Figure record listings:
****************************************
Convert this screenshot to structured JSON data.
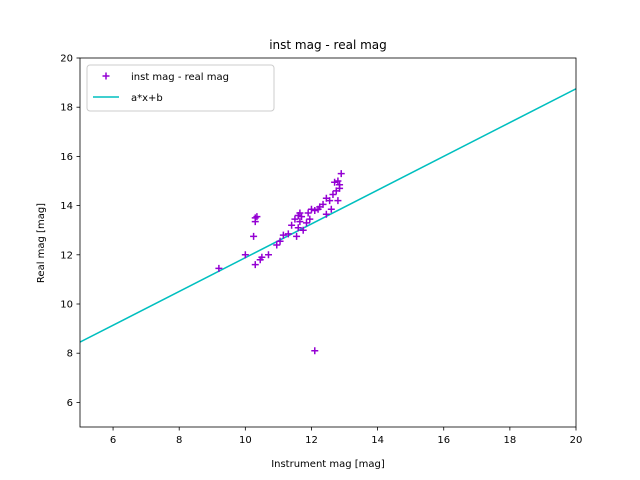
{
  "chart_data": {
    "type": "scatter",
    "title": "inst mag - real mag",
    "xlabel": "Instrument mag [mag]",
    "ylabel": "Real mag [mag]",
    "xlim": [
      5,
      20
    ],
    "ylim": [
      5,
      20
    ],
    "xticks": [
      6,
      8,
      10,
      12,
      14,
      16,
      18,
      20
    ],
    "yticks": [
      6,
      8,
      10,
      12,
      14,
      16,
      18,
      20
    ],
    "grid": false,
    "legend_position": "top-left",
    "colors": {
      "scatter": "#9400d3",
      "line": "#00bfbf"
    },
    "series": [
      {
        "name": "inst mag - real mag",
        "kind": "scatter",
        "marker": "+",
        "x": [
          9.2,
          10.0,
          10.25,
          10.3,
          10.3,
          10.3,
          10.35,
          10.45,
          10.5,
          10.7,
          10.95,
          11.05,
          11.15,
          11.3,
          11.4,
          11.5,
          11.55,
          11.6,
          11.6,
          11.65,
          11.65,
          11.7,
          11.75,
          11.85,
          11.9,
          11.95,
          12.0,
          12.1,
          12.2,
          12.25,
          12.35,
          12.45,
          12.45,
          12.55,
          12.6,
          12.65,
          12.7,
          12.75,
          12.8,
          12.8,
          12.85,
          12.85,
          12.9,
          12.1
        ],
        "y": [
          11.45,
          12.0,
          12.75,
          11.6,
          13.35,
          13.5,
          13.55,
          11.8,
          11.9,
          12.0,
          12.4,
          12.55,
          12.8,
          12.85,
          13.2,
          13.45,
          12.75,
          13.1,
          13.6,
          13.35,
          13.7,
          13.55,
          13.0,
          13.3,
          13.7,
          13.45,
          13.85,
          13.8,
          13.85,
          13.95,
          14.05,
          14.3,
          13.65,
          14.2,
          13.85,
          14.45,
          14.95,
          14.6,
          14.2,
          15.0,
          14.7,
          14.85,
          15.3,
          8.1
        ]
      },
      {
        "name": "a*x+b",
        "kind": "line",
        "x": [
          5,
          20
        ],
        "y": [
          8.45,
          18.75
        ]
      }
    ]
  }
}
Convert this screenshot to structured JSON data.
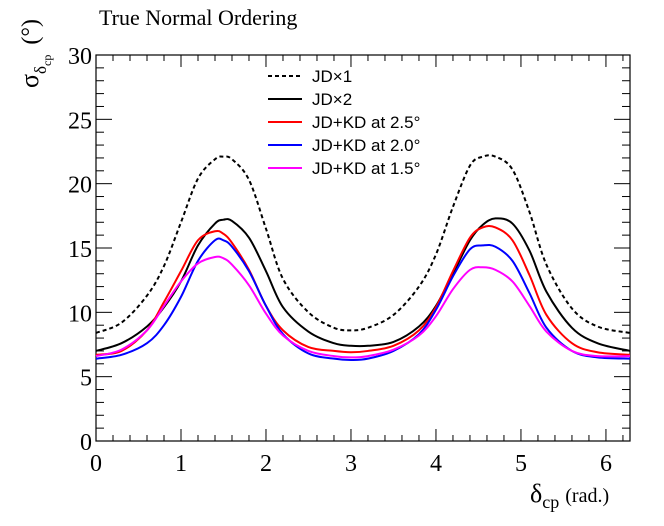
{
  "chart_data": {
    "type": "line",
    "title": "True Normal Ordering",
    "xlabel_main": "δ",
    "xlabel_sub": "cp",
    "xlabel_unit": "(rad.)",
    "ylabel_main": "σ",
    "ylabel_sub1": "δ",
    "ylabel_sub2": "cp",
    "ylabel_unit": "(°)",
    "xlim": [
      0,
      6.283
    ],
    "ylim": [
      0,
      30
    ],
    "x_ticks": [
      0,
      1,
      2,
      3,
      4,
      5,
      6
    ],
    "x_tick_labels": [
      "0",
      "1",
      "2",
      "3",
      "4",
      "5",
      "6"
    ],
    "y_ticks": [
      0,
      5,
      10,
      15,
      20,
      25,
      30
    ],
    "y_tick_labels": [
      "0",
      "5",
      "10",
      "15",
      "20",
      "25",
      "30"
    ],
    "legend_position": "top-center",
    "x": [
      0,
      0.3,
      0.6,
      0.8,
      1.0,
      1.2,
      1.4,
      1.5,
      1.6,
      1.8,
      2.0,
      2.2,
      2.5,
      2.8,
      3.0,
      3.2,
      3.5,
      3.8,
      4.0,
      4.2,
      4.4,
      4.55,
      4.7,
      4.9,
      5.1,
      5.3,
      5.6,
      5.9,
      6.283
    ],
    "series": [
      {
        "name": "JD×1",
        "color": "#000000",
        "dash": "dotted",
        "values": [
          8.4,
          9.2,
          11.3,
          13.6,
          17.0,
          20.4,
          21.9,
          22.1,
          21.9,
          20.3,
          16.5,
          12.6,
          10.0,
          8.8,
          8.6,
          8.8,
          9.8,
          12.0,
          14.5,
          18.2,
          21.4,
          22.1,
          22.1,
          21.1,
          17.8,
          13.7,
          10.3,
          8.9,
          8.4
        ]
      },
      {
        "name": "JD×2",
        "color": "#000000",
        "dash": "solid",
        "values": [
          7.0,
          7.6,
          8.9,
          10.4,
          12.4,
          15.2,
          16.9,
          17.2,
          17.1,
          15.8,
          13.2,
          10.4,
          8.5,
          7.6,
          7.4,
          7.4,
          7.7,
          8.9,
          10.5,
          13.0,
          15.6,
          16.8,
          17.3,
          16.9,
          14.8,
          11.6,
          8.8,
          7.6,
          7.0
        ]
      },
      {
        "name": "JD+KD at 2.5°",
        "color": "#ff0000",
        "dash": "solid",
        "values": [
          6.7,
          7.0,
          8.6,
          10.8,
          13.2,
          15.6,
          16.3,
          16.1,
          15.4,
          13.3,
          10.5,
          8.6,
          7.3,
          7.0,
          6.9,
          7.0,
          7.4,
          8.6,
          10.4,
          13.2,
          15.8,
          16.6,
          16.6,
          15.6,
          12.9,
          9.8,
          7.6,
          6.9,
          6.7
        ]
      },
      {
        "name": "JD+KD at 2.0°",
        "color": "#0000ff",
        "dash": "solid",
        "values": [
          6.4,
          6.7,
          7.6,
          9.0,
          11.2,
          14.0,
          15.6,
          15.6,
          15.1,
          13.2,
          10.5,
          8.3,
          6.8,
          6.4,
          6.3,
          6.4,
          7.0,
          8.3,
          10.2,
          12.8,
          14.9,
          15.2,
          15.1,
          14.0,
          11.5,
          8.8,
          7.0,
          6.5,
          6.4
        ]
      },
      {
        "name": "JD+KD at 1.5°",
        "color": "#ff00ff",
        "dash": "solid",
        "values": [
          6.6,
          7.1,
          8.6,
          10.5,
          12.4,
          13.8,
          14.3,
          14.2,
          13.7,
          12.1,
          9.9,
          8.2,
          7.0,
          6.6,
          6.5,
          6.6,
          7.1,
          8.2,
          9.7,
          11.8,
          13.3,
          13.5,
          13.3,
          12.4,
          10.5,
          8.5,
          7.0,
          6.6,
          6.6
        ]
      }
    ]
  }
}
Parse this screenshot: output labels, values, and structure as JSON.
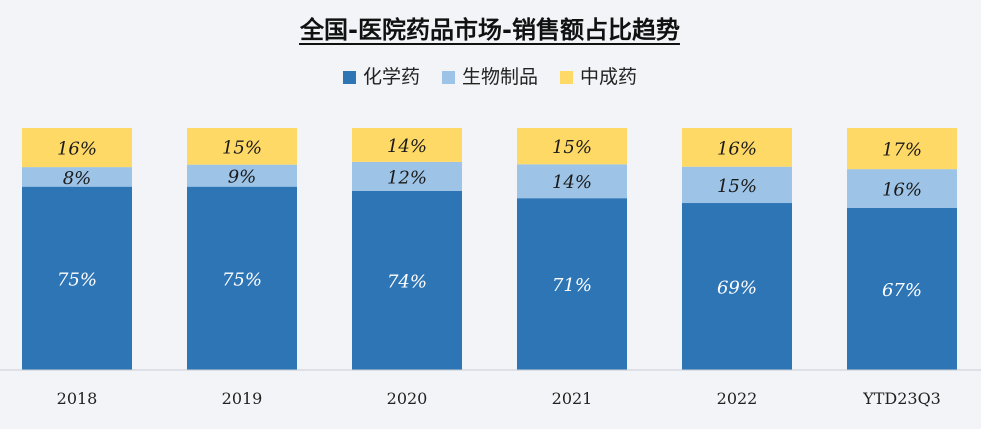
{
  "chart_data": {
    "type": "bar",
    "stacked": true,
    "normalized_percent": true,
    "title": "全国-医院药品市场-销售额占比趋势",
    "categories": [
      "2018",
      "2019",
      "2020",
      "2021",
      "2022",
      "YTD23Q3"
    ],
    "series": [
      {
        "name": "化学药",
        "color": "#2e75b6",
        "values": [
          75,
          75,
          74,
          71,
          69,
          67
        ],
        "labels": [
          "75%",
          "75%",
          "74%",
          "71%",
          "69%",
          "67%"
        ]
      },
      {
        "name": "生物制品",
        "color": "#9dc3e6",
        "values": [
          8,
          9,
          12,
          14,
          15,
          16
        ],
        "labels": [
          "8%",
          "9%",
          "12%",
          "14%",
          "15%",
          "16%"
        ]
      },
      {
        "name": "中成药",
        "color": "#ffd966",
        "values": [
          16,
          15,
          14,
          15,
          16,
          17
        ],
        "labels": [
          "16%",
          "15%",
          "14%",
          "15%",
          "16%",
          "17%"
        ]
      }
    ],
    "ylim": [
      0,
      100
    ],
    "legend_position": "top-center",
    "grid": false
  }
}
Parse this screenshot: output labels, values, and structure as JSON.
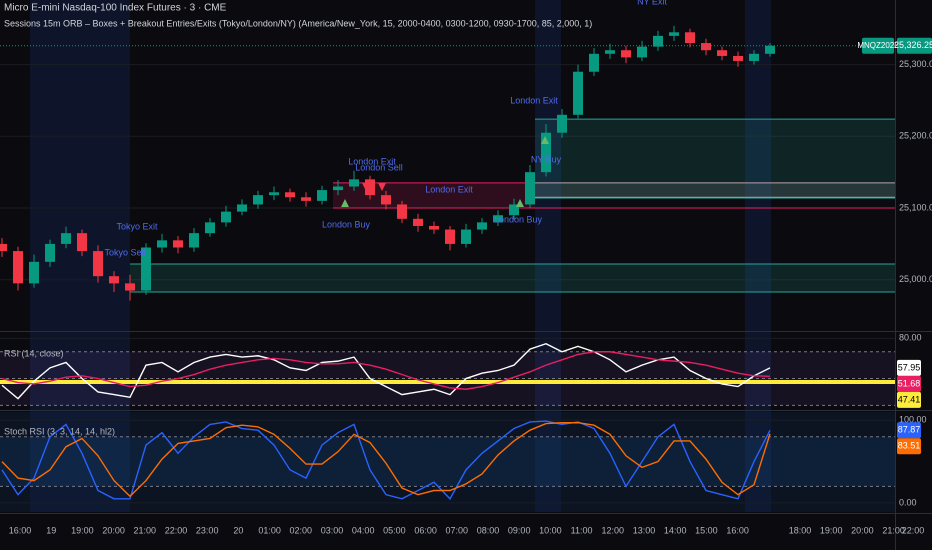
{
  "chart_data": [
    {
      "type": "candlestick",
      "title": "Micro E-mini Nasdaq-100 Index Futures · 3 · CME",
      "subtitle": "Sessions 15m ORB – Boxes + Breakout Entries/Exits (Tokyo/London/NY) (America/New_York, 15, 2000-0400, 0300-1200, 0930-1700, 85, 2,000, 1)",
      "symbol": "MNQZ2025",
      "last_label": "25,326.25",
      "up_color": "#089981",
      "down_color": "#f23645",
      "last_color": "#089981",
      "open": [
        25050,
        25040,
        24995,
        25025,
        25050,
        25065,
        25040,
        25005,
        24995,
        24985,
        25045,
        25055,
        25045,
        25065,
        25080,
        25095,
        25105,
        25118,
        25122,
        25115,
        25110,
        25125,
        25130,
        25140,
        25118,
        25105,
        25085,
        25075,
        25070,
        25050,
        25070,
        25080,
        25090,
        25105,
        25150,
        25205,
        25230,
        25290,
        25315,
        25320,
        25310,
        25325,
        25340,
        25345,
        25330,
        25320,
        25312,
        25305,
        25315
      ],
      "high": [
        25058,
        25046,
        25035,
        25056,
        25074,
        25070,
        25048,
        25012,
        25007,
        25051,
        25064,
        25061,
        25072,
        25086,
        25103,
        25112,
        25124,
        25130,
        25127,
        25122,
        25131,
        25139,
        25152,
        25145,
        25124,
        25110,
        25092,
        25081,
        25075,
        25078,
        25086,
        25097,
        25113,
        25160,
        25217,
        25238,
        25300,
        25323,
        25329,
        25326,
        25333,
        25347,
        25354,
        25350,
        25336,
        25325,
        25318,
        25320,
        25330
      ],
      "low": [
        25032,
        24985,
        24989,
        25018,
        25044,
        25033,
        24996,
        24983,
        24971,
        24979,
        25038,
        25037,
        25039,
        25060,
        25074,
        25090,
        25099,
        25111,
        25109,
        25102,
        25105,
        25118,
        25124,
        25112,
        25098,
        25079,
        25067,
        25064,
        25041,
        25045,
        25064,
        25075,
        25084,
        25100,
        25144,
        25198,
        25225,
        25284,
        25308,
        25302,
        25305,
        25319,
        25333,
        25324,
        25313,
        25306,
        25297,
        25300,
        25311
      ],
      "close": [
        25040,
        24995,
        25025,
        25050,
        25065,
        25040,
        25005,
        24995,
        24985,
        25045,
        25055,
        25045,
        25065,
        25080,
        25095,
        25105,
        25118,
        25122,
        25115,
        25110,
        25125,
        25130,
        25140,
        25118,
        25105,
        25085,
        25075,
        25070,
        25050,
        25070,
        25080,
        25090,
        25105,
        25150,
        25205,
        25230,
        25290,
        25315,
        25320,
        25310,
        25325,
        25340,
        25345,
        25330,
        25320,
        25312,
        25305,
        25315,
        25326.25
      ],
      "ylim": [
        24930,
        25390
      ],
      "yticks": [
        {
          "value": 25000,
          "label": "25,000.00"
        },
        {
          "value": 25100,
          "label": "25,100.00"
        },
        {
          "value": 25200,
          "label": "25,200.00"
        },
        {
          "value": 25300,
          "label": "25,300.00"
        }
      ],
      "boxes": [
        {
          "top": 25022,
          "bottom": 24983,
          "color": "#26a69a"
        },
        {
          "top": 25135,
          "bottom": 25100,
          "color": "#e91e63"
        },
        {
          "top": 25224,
          "bottom": 25114,
          "color": "#26a69a"
        },
        {
          "top": 25135,
          "bottom": 25115,
          "color": "#9e9e9e"
        }
      ],
      "annotations": [
        "Tokyo Exit",
        "Tokyo Sell",
        "London Exit",
        "London Sell",
        "London Buy",
        "London Exit",
        "London Buy",
        "London Exit",
        "NY Buy",
        "NY Exit"
      ],
      "time_labels": [
        "16:00",
        "19",
        "19:00",
        "20:00",
        "21:00",
        "22:00",
        "23:00",
        "20",
        "01:00",
        "02:00",
        "03:00",
        "04:00",
        "05:00",
        "06:00",
        "07:00",
        "08:00",
        "09:00",
        "10:00",
        "11:00",
        "12:00",
        "13:00",
        "14:00",
        "15:00",
        "16:00",
        null,
        "18:00",
        "19:00",
        "20:00",
        "21:00",
        "22:00"
      ]
    },
    {
      "type": "line",
      "title": "RSI (14, close)",
      "ylim": [
        28,
        84
      ],
      "yticks": [
        {
          "value": 80,
          "label": "80.00"
        }
      ],
      "hlines": [
        70,
        50,
        30
      ],
      "band_color": "#7e57c2",
      "level": 47.41,
      "level_color": "#ffeb3b",
      "series": [
        {
          "color": "#ffffff",
          "values": [
            45,
            35,
            48,
            58,
            62,
            50,
            40,
            38,
            36,
            60,
            62,
            55,
            62,
            66,
            68,
            66,
            67,
            64,
            58,
            56,
            62,
            63,
            66,
            50,
            44,
            38,
            40,
            42,
            38,
            50,
            54,
            56,
            60,
            72,
            76,
            70,
            74,
            70,
            64,
            55,
            60,
            64,
            66,
            56,
            50,
            46,
            44,
            52,
            57.95
          ]
        },
        {
          "color": "#e91e63",
          "values": [
            50,
            47,
            46,
            48,
            51,
            52,
            50,
            47,
            44,
            45,
            48,
            50,
            53,
            57,
            60,
            62,
            64,
            65,
            64,
            62,
            61,
            61,
            62,
            60,
            57,
            53,
            49,
            46,
            43,
            42,
            44,
            47,
            51,
            55,
            60,
            64,
            68,
            70,
            70,
            68,
            66,
            64,
            63,
            62,
            60,
            57,
            54,
            52,
            51.68
          ]
        }
      ]
    },
    {
      "type": "line",
      "title": "Stoch RSI (3, 3, 14, 14, hl2)",
      "ylim": [
        -11,
        110
      ],
      "yticks": [
        {
          "value": 100,
          "label": "100.00"
        },
        {
          "value": 0,
          "label": "0.00"
        }
      ],
      "hlines": [
        80,
        20
      ],
      "band_color": "#2196f3",
      "series": [
        {
          "color": "#2962ff",
          "values": [
            40,
            10,
            30,
            80,
            95,
            60,
            15,
            5,
            5,
            70,
            85,
            60,
            80,
            95,
            98,
            90,
            88,
            70,
            40,
            30,
            70,
            85,
            95,
            40,
            10,
            5,
            15,
            25,
            5,
            40,
            60,
            75,
            90,
            98,
            99,
            95,
            98,
            90,
            60,
            20,
            50,
            80,
            95,
            50,
            15,
            10,
            5,
            50,
            87.87
          ]
        },
        {
          "color": "#ff6d00",
          "values": [
            50,
            30,
            27,
            40,
            68,
            78,
            57,
            27,
            8,
            27,
            53,
            72,
            75,
            78,
            91,
            94,
            92,
            83,
            66,
            47,
            47,
            62,
            83,
            73,
            48,
            18,
            10,
            15,
            15,
            23,
            35,
            58,
            75,
            88,
            96,
            97,
            97,
            94,
            83,
            57,
            43,
            50,
            75,
            75,
            53,
            25,
            10,
            22,
            83.51
          ]
        }
      ]
    }
  ]
}
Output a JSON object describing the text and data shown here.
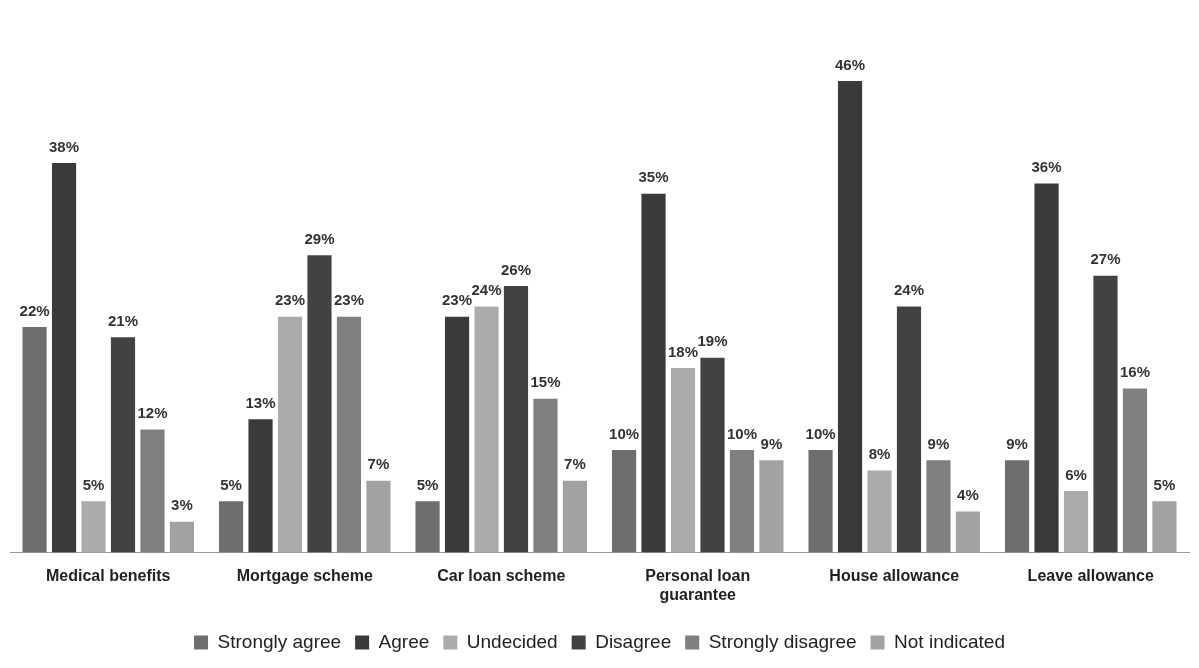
{
  "chart_data": {
    "type": "bar",
    "categories": [
      "Medical benefits",
      "Mortgage scheme",
      "Car loan scheme",
      "Personal loan guarantee",
      "House allowance",
      "Leave allowance"
    ],
    "series": [
      {
        "name": "Strongly agree",
        "color": "#6e6e6e",
        "values": [
          22,
          5,
          5,
          10,
          10,
          9
        ],
        "value_labels": [
          "22%",
          "5%",
          "5%",
          "10%",
          "10%",
          "9%"
        ]
      },
      {
        "name": "Agree",
        "color": "#3a3a3a",
        "values": [
          38,
          13,
          23,
          35,
          46,
          36
        ],
        "value_labels": [
          "38%",
          "13%",
          "23%",
          "35%",
          "46%",
          "36%"
        ]
      },
      {
        "name": "Undecided",
        "color": "#ababab",
        "values": [
          5,
          23,
          24,
          18,
          8,
          6
        ],
        "value_labels": [
          "5%",
          "23%",
          "24%",
          "18%",
          "8%",
          "6%"
        ]
      },
      {
        "name": "Disagree",
        "color": "#424242",
        "values": [
          21,
          29,
          26,
          19,
          24,
          27
        ],
        "value_labels": [
          "21%",
          "29%",
          "26%",
          "19%",
          "24%",
          "27%"
        ]
      },
      {
        "name": "Strongly disagree",
        "color": "#7f7f7f",
        "values": [
          12,
          23,
          15,
          10,
          9,
          16
        ],
        "value_labels": [
          "12%",
          "23%",
          "15%",
          "10%",
          "9%",
          "16%"
        ]
      },
      {
        "name": "Not indicated",
        "color": "#a2a2a2",
        "values": [
          3,
          7,
          7,
          9,
          4,
          5
        ],
        "value_labels": [
          "3%",
          "7%",
          "7%",
          "9%",
          "4%",
          "5%"
        ]
      }
    ],
    "legend": "bottom",
    "grid": false,
    "tick_labels": "x"
  }
}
****************************************
*Problem to solve*
From the entries above, list each line with "Tokyo" in it.

*Exercise output*
      "subtitle": "Sessions 15m ORB – Boxes + Breakout Entries/Exits (Tokyo/London/NY) (America/New_York, 15, 2000-0400, 0300-1200, 0930-1700, 85, 2,000, 1)",
        "Tokyo Exit",
        "Tokyo Sell",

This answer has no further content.